Records for this task start

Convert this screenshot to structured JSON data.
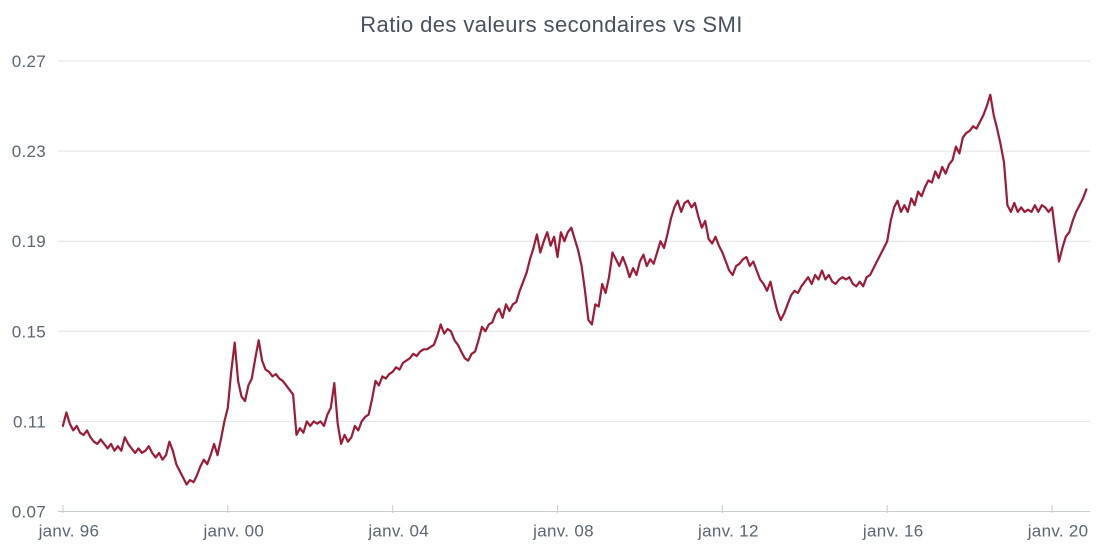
{
  "chart": {
    "title": "Ratio des valeurs secondaires vs SMI"
  },
  "chart_data": {
    "type": "line",
    "title": "Ratio des valeurs secondaires vs SMI",
    "xlabel": "",
    "ylabel": "",
    "legend": "none",
    "grid": "horizontal-only",
    "background": "#ffffff",
    "colors": {
      "line": "#9e1b37",
      "gridline": "#e2e2e2",
      "axis_line": "#c9ccd0",
      "tick_text": "#5c6670",
      "title_text": "#47525c"
    },
    "ylim": [
      0.07,
      0.27
    ],
    "xlim": [
      1995.88,
      2020.92
    ],
    "y_ticks": [
      {
        "value": 0.07,
        "label": "0.07"
      },
      {
        "value": 0.11,
        "label": "0.11"
      },
      {
        "value": 0.15,
        "label": "0.15"
      },
      {
        "value": 0.19,
        "label": "0.19"
      },
      {
        "value": 0.23,
        "label": "0.23"
      },
      {
        "value": 0.27,
        "label": "0.27"
      }
    ],
    "x_ticks": [
      {
        "value": 1996,
        "label": "janv. 96"
      },
      {
        "value": 2000,
        "label": "janv. 00"
      },
      {
        "value": 2004,
        "label": "janv. 04"
      },
      {
        "value": 2008,
        "label": "janv. 08"
      },
      {
        "value": 2012,
        "label": "janv. 12"
      },
      {
        "value": 2016,
        "label": "janv. 16"
      },
      {
        "value": 2020,
        "label": "janv. 20"
      }
    ],
    "series": [
      {
        "name": "Ratio valeurs secondaires vs SMI",
        "x_unit": "year (monthly samples, janv. 1996 - nov. 2020)",
        "x_start": 1996.0,
        "x_step": 0.0833333,
        "values": [
          0.108,
          0.114,
          0.109,
          0.106,
          0.108,
          0.105,
          0.104,
          0.106,
          0.103,
          0.101,
          0.1,
          0.102,
          0.1,
          0.098,
          0.1,
          0.097,
          0.099,
          0.097,
          0.103,
          0.1,
          0.098,
          0.096,
          0.098,
          0.096,
          0.097,
          0.099,
          0.096,
          0.094,
          0.096,
          0.093,
          0.095,
          0.101,
          0.097,
          0.091,
          0.088,
          0.085,
          0.082,
          0.084,
          0.083,
          0.086,
          0.09,
          0.093,
          0.091,
          0.095,
          0.1,
          0.095,
          0.102,
          0.11,
          0.116,
          0.132,
          0.145,
          0.128,
          0.121,
          0.119,
          0.126,
          0.129,
          0.138,
          0.146,
          0.137,
          0.133,
          0.132,
          0.13,
          0.131,
          0.129,
          0.128,
          0.126,
          0.124,
          0.122,
          0.104,
          0.107,
          0.105,
          0.11,
          0.108,
          0.11,
          0.109,
          0.11,
          0.108,
          0.113,
          0.116,
          0.127,
          0.109,
          0.1,
          0.104,
          0.101,
          0.103,
          0.108,
          0.106,
          0.11,
          0.112,
          0.113,
          0.12,
          0.128,
          0.126,
          0.13,
          0.129,
          0.131,
          0.132,
          0.134,
          0.133,
          0.136,
          0.137,
          0.138,
          0.14,
          0.139,
          0.141,
          0.142,
          0.142,
          0.143,
          0.144,
          0.148,
          0.153,
          0.149,
          0.151,
          0.15,
          0.146,
          0.144,
          0.141,
          0.138,
          0.137,
          0.14,
          0.141,
          0.146,
          0.152,
          0.15,
          0.153,
          0.154,
          0.158,
          0.16,
          0.156,
          0.162,
          0.159,
          0.162,
          0.163,
          0.168,
          0.172,
          0.176,
          0.182,
          0.187,
          0.193,
          0.185,
          0.19,
          0.194,
          0.188,
          0.192,
          0.183,
          0.194,
          0.19,
          0.194,
          0.196,
          0.191,
          0.186,
          0.179,
          0.168,
          0.155,
          0.153,
          0.162,
          0.161,
          0.171,
          0.167,
          0.174,
          0.185,
          0.182,
          0.179,
          0.183,
          0.179,
          0.174,
          0.178,
          0.175,
          0.181,
          0.184,
          0.179,
          0.182,
          0.18,
          0.185,
          0.19,
          0.187,
          0.193,
          0.2,
          0.205,
          0.208,
          0.203,
          0.207,
          0.208,
          0.205,
          0.207,
          0.201,
          0.196,
          0.199,
          0.191,
          0.189,
          0.192,
          0.188,
          0.185,
          0.181,
          0.177,
          0.175,
          0.179,
          0.18,
          0.182,
          0.183,
          0.179,
          0.181,
          0.177,
          0.173,
          0.171,
          0.168,
          0.172,
          0.165,
          0.159,
          0.155,
          0.158,
          0.162,
          0.166,
          0.168,
          0.167,
          0.17,
          0.172,
          0.174,
          0.171,
          0.175,
          0.173,
          0.177,
          0.173,
          0.175,
          0.172,
          0.171,
          0.173,
          0.174,
          0.173,
          0.174,
          0.171,
          0.17,
          0.172,
          0.17,
          0.174,
          0.175,
          0.178,
          0.181,
          0.184,
          0.187,
          0.19,
          0.199,
          0.205,
          0.208,
          0.203,
          0.206,
          0.203,
          0.209,
          0.206,
          0.212,
          0.21,
          0.214,
          0.217,
          0.216,
          0.221,
          0.218,
          0.223,
          0.22,
          0.224,
          0.226,
          0.232,
          0.229,
          0.236,
          0.238,
          0.239,
          0.241,
          0.24,
          0.243,
          0.246,
          0.25,
          0.255,
          0.246,
          0.24,
          0.233,
          0.225,
          0.206,
          0.203,
          0.207,
          0.203,
          0.205,
          0.203,
          0.204,
          0.203,
          0.206,
          0.203,
          0.206,
          0.205,
          0.203,
          0.205,
          0.193,
          0.181,
          0.187,
          0.192,
          0.194,
          0.199,
          0.203,
          0.206,
          0.209,
          0.213
        ]
      }
    ]
  }
}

Records for this task end

§ Exercise requirements:
Reproduce every line exactly and omit all pictures.

§ Response:
Convert this screenshot to structured JSON data.
{
  "chart": {
    "title": "Ratio des valeurs secondaires vs SMI"
  },
  "chart_data": {
    "type": "line",
    "title": "Ratio des valeurs secondaires vs SMI",
    "xlabel": "",
    "ylabel": "",
    "legend": "none",
    "grid": "horizontal-only",
    "background": "#ffffff",
    "colors": {
      "line": "#9e1b37",
      "gridline": "#e2e2e2",
      "axis_line": "#c9ccd0",
      "tick_text": "#5c6670",
      "title_text": "#47525c"
    },
    "ylim": [
      0.07,
      0.27
    ],
    "xlim": [
      1995.88,
      2020.92
    ],
    "y_ticks": [
      {
        "value": 0.07,
        "label": "0.07"
      },
      {
        "value": 0.11,
        "label": "0.11"
      },
      {
        "value": 0.15,
        "label": "0.15"
      },
      {
        "value": 0.19,
        "label": "0.19"
      },
      {
        "value": 0.23,
        "label": "0.23"
      },
      {
        "value": 0.27,
        "label": "0.27"
      }
    ],
    "x_ticks": [
      {
        "value": 1996,
        "label": "janv. 96"
      },
      {
        "value": 2000,
        "label": "janv. 00"
      },
      {
        "value": 2004,
        "label": "janv. 04"
      },
      {
        "value": 2008,
        "label": "janv. 08"
      },
      {
        "value": 2012,
        "label": "janv. 12"
      },
      {
        "value": 2016,
        "label": "janv. 16"
      },
      {
        "value": 2020,
        "label": "janv. 20"
      }
    ],
    "series": [
      {
        "name": "Ratio valeurs secondaires vs SMI",
        "x_unit": "year (monthly samples, janv. 1996 - nov. 2020)",
        "x_start": 1996.0,
        "x_step": 0.0833333,
        "values": [
          0.108,
          0.114,
          0.109,
          0.106,
          0.108,
          0.105,
          0.104,
          0.106,
          0.103,
          0.101,
          0.1,
          0.102,
          0.1,
          0.098,
          0.1,
          0.097,
          0.099,
          0.097,
          0.103,
          0.1,
          0.098,
          0.096,
          0.098,
          0.096,
          0.097,
          0.099,
          0.096,
          0.094,
          0.096,
          0.093,
          0.095,
          0.101,
          0.097,
          0.091,
          0.088,
          0.085,
          0.082,
          0.084,
          0.083,
          0.086,
          0.09,
          0.093,
          0.091,
          0.095,
          0.1,
          0.095,
          0.102,
          0.11,
          0.116,
          0.132,
          0.145,
          0.128,
          0.121,
          0.119,
          0.126,
          0.129,
          0.138,
          0.146,
          0.137,
          0.133,
          0.132,
          0.13,
          0.131,
          0.129,
          0.128,
          0.126,
          0.124,
          0.122,
          0.104,
          0.107,
          0.105,
          0.11,
          0.108,
          0.11,
          0.109,
          0.11,
          0.108,
          0.113,
          0.116,
          0.127,
          0.109,
          0.1,
          0.104,
          0.101,
          0.103,
          0.108,
          0.106,
          0.11,
          0.112,
          0.113,
          0.12,
          0.128,
          0.126,
          0.13,
          0.129,
          0.131,
          0.132,
          0.134,
          0.133,
          0.136,
          0.137,
          0.138,
          0.14,
          0.139,
          0.141,
          0.142,
          0.142,
          0.143,
          0.144,
          0.148,
          0.153,
          0.149,
          0.151,
          0.15,
          0.146,
          0.144,
          0.141,
          0.138,
          0.137,
          0.14,
          0.141,
          0.146,
          0.152,
          0.15,
          0.153,
          0.154,
          0.158,
          0.16,
          0.156,
          0.162,
          0.159,
          0.162,
          0.163,
          0.168,
          0.172,
          0.176,
          0.182,
          0.187,
          0.193,
          0.185,
          0.19,
          0.194,
          0.188,
          0.192,
          0.183,
          0.194,
          0.19,
          0.194,
          0.196,
          0.191,
          0.186,
          0.179,
          0.168,
          0.155,
          0.153,
          0.162,
          0.161,
          0.171,
          0.167,
          0.174,
          0.185,
          0.182,
          0.179,
          0.183,
          0.179,
          0.174,
          0.178,
          0.175,
          0.181,
          0.184,
          0.179,
          0.182,
          0.18,
          0.185,
          0.19,
          0.187,
          0.193,
          0.2,
          0.205,
          0.208,
          0.203,
          0.207,
          0.208,
          0.205,
          0.207,
          0.201,
          0.196,
          0.199,
          0.191,
          0.189,
          0.192,
          0.188,
          0.185,
          0.181,
          0.177,
          0.175,
          0.179,
          0.18,
          0.182,
          0.183,
          0.179,
          0.181,
          0.177,
          0.173,
          0.171,
          0.168,
          0.172,
          0.165,
          0.159,
          0.155,
          0.158,
          0.162,
          0.166,
          0.168,
          0.167,
          0.17,
          0.172,
          0.174,
          0.171,
          0.175,
          0.173,
          0.177,
          0.173,
          0.175,
          0.172,
          0.171,
          0.173,
          0.174,
          0.173,
          0.174,
          0.171,
          0.17,
          0.172,
          0.17,
          0.174,
          0.175,
          0.178,
          0.181,
          0.184,
          0.187,
          0.19,
          0.199,
          0.205,
          0.208,
          0.203,
          0.206,
          0.203,
          0.209,
          0.206,
          0.212,
          0.21,
          0.214,
          0.217,
          0.216,
          0.221,
          0.218,
          0.223,
          0.22,
          0.224,
          0.226,
          0.232,
          0.229,
          0.236,
          0.238,
          0.239,
          0.241,
          0.24,
          0.243,
          0.246,
          0.25,
          0.255,
          0.246,
          0.24,
          0.233,
          0.225,
          0.206,
          0.203,
          0.207,
          0.203,
          0.205,
          0.203,
          0.204,
          0.203,
          0.206,
          0.203,
          0.206,
          0.205,
          0.203,
          0.205,
          0.193,
          0.181,
          0.187,
          0.192,
          0.194,
          0.199,
          0.203,
          0.206,
          0.209,
          0.213
        ]
      }
    ]
  }
}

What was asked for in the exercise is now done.